Exercise aim » Find each line holding "FeCl" and copy it out.

Dataset records:
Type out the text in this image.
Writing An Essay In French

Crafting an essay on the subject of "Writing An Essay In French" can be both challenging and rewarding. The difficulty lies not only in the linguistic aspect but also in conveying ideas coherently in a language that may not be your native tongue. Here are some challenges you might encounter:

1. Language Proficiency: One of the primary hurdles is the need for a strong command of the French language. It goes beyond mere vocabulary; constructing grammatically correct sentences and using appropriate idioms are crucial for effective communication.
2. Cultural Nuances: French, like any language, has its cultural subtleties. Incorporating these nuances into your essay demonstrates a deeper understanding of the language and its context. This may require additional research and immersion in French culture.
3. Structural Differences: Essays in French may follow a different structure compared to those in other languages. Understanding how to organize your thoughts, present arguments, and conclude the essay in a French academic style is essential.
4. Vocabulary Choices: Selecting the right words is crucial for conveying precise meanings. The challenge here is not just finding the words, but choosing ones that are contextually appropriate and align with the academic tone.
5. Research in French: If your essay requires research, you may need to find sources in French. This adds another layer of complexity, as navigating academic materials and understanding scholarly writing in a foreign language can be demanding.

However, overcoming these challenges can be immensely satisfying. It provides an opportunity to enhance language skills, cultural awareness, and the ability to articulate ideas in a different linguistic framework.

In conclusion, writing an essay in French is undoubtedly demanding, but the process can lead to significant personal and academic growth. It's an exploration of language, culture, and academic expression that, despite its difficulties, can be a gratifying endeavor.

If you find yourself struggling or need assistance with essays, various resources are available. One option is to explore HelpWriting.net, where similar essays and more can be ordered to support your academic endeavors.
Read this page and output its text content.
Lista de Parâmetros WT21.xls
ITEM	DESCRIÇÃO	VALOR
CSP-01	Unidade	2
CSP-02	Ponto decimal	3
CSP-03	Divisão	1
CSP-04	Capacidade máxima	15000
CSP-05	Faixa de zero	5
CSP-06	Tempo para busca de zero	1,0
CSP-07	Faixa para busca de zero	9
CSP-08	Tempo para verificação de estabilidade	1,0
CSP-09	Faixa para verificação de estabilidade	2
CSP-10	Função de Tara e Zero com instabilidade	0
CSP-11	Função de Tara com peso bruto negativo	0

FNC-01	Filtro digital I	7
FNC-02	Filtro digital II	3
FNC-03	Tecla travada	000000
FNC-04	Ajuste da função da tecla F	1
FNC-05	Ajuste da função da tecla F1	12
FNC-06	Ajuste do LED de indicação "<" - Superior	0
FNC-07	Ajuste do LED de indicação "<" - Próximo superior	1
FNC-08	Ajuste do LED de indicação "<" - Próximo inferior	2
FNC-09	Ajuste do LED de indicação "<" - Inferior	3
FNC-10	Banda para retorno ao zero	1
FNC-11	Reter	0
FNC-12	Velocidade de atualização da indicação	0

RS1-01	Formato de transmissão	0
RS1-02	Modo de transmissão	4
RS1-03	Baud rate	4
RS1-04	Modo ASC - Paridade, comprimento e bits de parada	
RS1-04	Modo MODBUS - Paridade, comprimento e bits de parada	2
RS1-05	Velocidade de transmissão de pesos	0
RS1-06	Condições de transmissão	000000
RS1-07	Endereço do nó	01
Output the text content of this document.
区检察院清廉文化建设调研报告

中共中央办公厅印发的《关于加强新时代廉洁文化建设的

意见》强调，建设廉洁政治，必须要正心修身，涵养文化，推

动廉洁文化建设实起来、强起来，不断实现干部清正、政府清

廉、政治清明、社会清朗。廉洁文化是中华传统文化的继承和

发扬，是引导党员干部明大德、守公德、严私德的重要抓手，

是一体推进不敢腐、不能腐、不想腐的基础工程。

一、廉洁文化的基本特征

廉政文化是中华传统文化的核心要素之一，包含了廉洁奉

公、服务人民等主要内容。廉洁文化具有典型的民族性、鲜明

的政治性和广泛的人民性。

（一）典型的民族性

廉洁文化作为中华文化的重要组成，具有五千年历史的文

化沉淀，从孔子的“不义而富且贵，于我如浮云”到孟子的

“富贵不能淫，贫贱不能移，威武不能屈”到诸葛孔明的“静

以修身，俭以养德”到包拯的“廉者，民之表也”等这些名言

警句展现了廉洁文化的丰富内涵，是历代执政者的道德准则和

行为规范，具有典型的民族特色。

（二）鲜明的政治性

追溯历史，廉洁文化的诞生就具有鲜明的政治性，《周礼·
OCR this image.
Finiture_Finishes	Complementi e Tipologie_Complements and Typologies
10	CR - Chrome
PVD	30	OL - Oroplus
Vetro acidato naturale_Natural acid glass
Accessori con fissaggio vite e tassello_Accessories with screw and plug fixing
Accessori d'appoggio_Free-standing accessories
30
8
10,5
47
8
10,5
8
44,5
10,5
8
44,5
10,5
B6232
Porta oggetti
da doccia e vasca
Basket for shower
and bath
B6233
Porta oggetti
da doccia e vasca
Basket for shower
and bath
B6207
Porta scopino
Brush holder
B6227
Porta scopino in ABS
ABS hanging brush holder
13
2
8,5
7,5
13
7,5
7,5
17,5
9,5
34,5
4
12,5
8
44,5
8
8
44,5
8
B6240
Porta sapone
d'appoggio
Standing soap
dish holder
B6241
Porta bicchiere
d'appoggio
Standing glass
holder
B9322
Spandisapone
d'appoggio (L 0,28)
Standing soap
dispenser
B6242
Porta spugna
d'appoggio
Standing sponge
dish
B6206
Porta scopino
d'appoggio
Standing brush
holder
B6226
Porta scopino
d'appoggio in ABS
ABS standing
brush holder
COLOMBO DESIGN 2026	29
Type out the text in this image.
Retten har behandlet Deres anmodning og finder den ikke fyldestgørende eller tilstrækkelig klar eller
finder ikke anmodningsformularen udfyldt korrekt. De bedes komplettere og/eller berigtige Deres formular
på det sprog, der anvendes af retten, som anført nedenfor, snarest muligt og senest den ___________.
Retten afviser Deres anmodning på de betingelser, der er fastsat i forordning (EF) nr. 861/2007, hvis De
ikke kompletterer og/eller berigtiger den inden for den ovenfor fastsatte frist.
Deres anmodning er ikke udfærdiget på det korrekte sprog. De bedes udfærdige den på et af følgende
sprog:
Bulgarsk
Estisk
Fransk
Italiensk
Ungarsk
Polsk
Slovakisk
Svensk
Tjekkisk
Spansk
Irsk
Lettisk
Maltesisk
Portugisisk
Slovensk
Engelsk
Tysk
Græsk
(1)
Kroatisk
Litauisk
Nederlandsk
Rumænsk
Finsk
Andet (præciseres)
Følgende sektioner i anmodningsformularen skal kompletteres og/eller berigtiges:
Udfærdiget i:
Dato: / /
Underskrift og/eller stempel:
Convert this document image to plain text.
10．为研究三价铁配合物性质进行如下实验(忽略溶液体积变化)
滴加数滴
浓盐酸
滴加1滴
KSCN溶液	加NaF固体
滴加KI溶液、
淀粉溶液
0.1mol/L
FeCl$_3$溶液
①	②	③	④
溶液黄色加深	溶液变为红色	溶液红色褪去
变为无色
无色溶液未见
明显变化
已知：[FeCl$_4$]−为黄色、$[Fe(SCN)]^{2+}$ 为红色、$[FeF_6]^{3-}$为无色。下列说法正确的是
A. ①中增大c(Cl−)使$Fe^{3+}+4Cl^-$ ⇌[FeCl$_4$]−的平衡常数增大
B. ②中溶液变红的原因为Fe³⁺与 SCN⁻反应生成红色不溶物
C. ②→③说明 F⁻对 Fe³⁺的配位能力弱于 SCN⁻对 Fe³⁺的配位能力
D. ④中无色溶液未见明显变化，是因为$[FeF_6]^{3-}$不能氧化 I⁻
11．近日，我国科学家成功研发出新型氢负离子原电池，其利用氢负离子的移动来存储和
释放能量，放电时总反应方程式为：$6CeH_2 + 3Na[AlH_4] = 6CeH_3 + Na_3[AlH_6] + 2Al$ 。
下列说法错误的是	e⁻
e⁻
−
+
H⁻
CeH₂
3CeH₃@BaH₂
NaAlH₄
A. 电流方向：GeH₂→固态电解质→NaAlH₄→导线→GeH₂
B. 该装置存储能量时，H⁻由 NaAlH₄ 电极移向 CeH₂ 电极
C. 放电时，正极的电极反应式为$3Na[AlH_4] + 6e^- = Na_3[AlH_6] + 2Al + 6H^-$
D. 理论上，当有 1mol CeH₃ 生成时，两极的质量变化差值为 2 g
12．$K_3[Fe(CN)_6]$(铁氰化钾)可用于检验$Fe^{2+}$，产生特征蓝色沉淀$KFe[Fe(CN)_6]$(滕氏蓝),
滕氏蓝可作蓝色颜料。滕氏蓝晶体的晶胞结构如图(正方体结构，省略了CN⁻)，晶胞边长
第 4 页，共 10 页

Written solution »
FeCl$_3$溶液
已知：[FeCl$_4$]−为黄色、$[Fe(SCN)]^{2+}$ 为红色、$[FeF_6]^{3-}$为无色。下列说法正确的是
A. ①中增大c(Cl−)使$Fe^{3+}+4Cl^-$ ⇌[FeCl$_4$]−的平衡常数增大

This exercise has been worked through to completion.